▶ **WHAT YOU WILL DO**: Reproduce the rows below character for character, from the line with "95, 266, 121]" to the line with "315, 358, 330]", including both of those lines.

%%

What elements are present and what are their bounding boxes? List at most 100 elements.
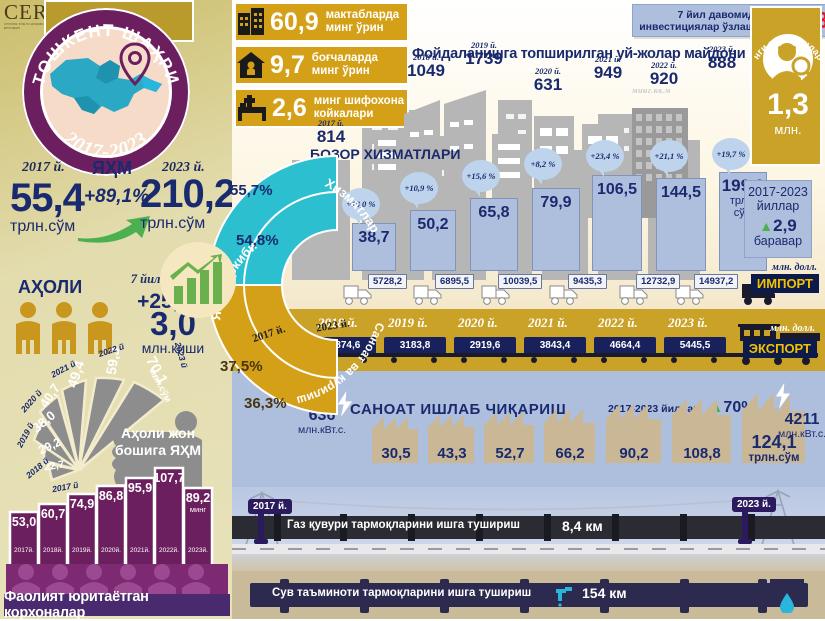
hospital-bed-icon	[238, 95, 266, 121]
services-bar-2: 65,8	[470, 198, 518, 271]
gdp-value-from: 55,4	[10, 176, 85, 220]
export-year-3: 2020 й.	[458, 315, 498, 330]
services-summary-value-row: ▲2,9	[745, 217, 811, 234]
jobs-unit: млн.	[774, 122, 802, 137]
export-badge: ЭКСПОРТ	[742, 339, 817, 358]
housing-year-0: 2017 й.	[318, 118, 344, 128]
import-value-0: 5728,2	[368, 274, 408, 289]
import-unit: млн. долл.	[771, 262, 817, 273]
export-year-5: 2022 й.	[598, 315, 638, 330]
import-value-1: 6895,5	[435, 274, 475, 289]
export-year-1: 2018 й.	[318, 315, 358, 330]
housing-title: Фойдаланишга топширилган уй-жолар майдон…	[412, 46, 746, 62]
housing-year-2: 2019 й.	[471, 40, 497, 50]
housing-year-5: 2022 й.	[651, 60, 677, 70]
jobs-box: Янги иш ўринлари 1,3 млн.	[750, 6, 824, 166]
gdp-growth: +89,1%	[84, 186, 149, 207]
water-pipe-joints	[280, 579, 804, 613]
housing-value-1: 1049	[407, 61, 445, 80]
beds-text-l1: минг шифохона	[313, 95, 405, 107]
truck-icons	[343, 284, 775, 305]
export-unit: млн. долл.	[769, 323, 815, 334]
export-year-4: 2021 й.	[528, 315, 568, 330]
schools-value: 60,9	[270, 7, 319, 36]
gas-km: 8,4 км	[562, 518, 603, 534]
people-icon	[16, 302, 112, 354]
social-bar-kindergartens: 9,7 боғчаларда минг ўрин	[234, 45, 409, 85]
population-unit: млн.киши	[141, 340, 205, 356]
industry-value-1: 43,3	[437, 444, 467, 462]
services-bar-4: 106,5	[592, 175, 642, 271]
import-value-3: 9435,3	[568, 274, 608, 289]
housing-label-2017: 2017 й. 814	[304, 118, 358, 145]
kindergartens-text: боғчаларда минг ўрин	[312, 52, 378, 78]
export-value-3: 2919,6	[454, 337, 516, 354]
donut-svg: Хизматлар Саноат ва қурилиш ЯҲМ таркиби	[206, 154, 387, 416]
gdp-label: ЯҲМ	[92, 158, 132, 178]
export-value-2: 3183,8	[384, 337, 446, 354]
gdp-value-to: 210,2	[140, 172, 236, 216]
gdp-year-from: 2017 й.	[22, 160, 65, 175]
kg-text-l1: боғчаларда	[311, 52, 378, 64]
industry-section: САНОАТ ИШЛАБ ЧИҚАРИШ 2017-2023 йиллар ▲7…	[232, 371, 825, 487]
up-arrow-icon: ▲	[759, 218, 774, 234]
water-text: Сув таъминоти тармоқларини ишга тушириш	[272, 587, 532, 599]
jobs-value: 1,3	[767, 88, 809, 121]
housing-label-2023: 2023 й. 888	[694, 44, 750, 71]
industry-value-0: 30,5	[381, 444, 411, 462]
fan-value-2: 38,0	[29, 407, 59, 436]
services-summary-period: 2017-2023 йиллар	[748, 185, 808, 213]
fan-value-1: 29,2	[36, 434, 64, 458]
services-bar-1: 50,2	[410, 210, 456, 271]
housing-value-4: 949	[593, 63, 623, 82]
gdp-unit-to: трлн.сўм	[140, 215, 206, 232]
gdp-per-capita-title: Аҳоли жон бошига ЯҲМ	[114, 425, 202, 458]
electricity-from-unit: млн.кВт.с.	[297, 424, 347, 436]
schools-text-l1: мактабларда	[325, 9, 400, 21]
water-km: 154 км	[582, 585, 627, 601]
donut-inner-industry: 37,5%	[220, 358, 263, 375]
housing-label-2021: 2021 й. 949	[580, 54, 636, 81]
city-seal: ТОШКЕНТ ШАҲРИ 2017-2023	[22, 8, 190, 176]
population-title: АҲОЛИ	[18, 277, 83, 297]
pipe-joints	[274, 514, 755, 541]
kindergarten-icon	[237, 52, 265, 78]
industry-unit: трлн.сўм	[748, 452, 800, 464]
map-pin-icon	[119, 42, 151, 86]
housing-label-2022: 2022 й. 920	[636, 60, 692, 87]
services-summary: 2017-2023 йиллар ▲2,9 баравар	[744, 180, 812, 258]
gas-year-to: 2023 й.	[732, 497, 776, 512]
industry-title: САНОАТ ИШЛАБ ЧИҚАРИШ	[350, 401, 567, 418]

%%

▶ **EXERCISE ANSWER**:
hospital-bed-icon	[238, 95, 266, 121]
services-bar-2: 65,8	[470, 198, 518, 271]
gdp-value-from: 55,4	[10, 176, 85, 220]
export-year-3: 2020 й.	[458, 315, 498, 330]
services-summary-value-row: ▲2,9	[745, 217, 811, 234]
jobs-unit: млн.	[774, 122, 802, 137]
export-badge: ЭКСПОРТ	[742, 339, 817, 358]
housing-year-0: 2017 й.	[318, 118, 344, 128]
import-value-0: 5728,2	[368, 274, 408, 289]
import-unit: млн. долл.	[771, 262, 817, 273]
export-year-5: 2022 й.	[598, 315, 638, 330]
import-value-1: 6895,5	[435, 274, 475, 289]
export-year-1: 2018 й.	[318, 315, 358, 330]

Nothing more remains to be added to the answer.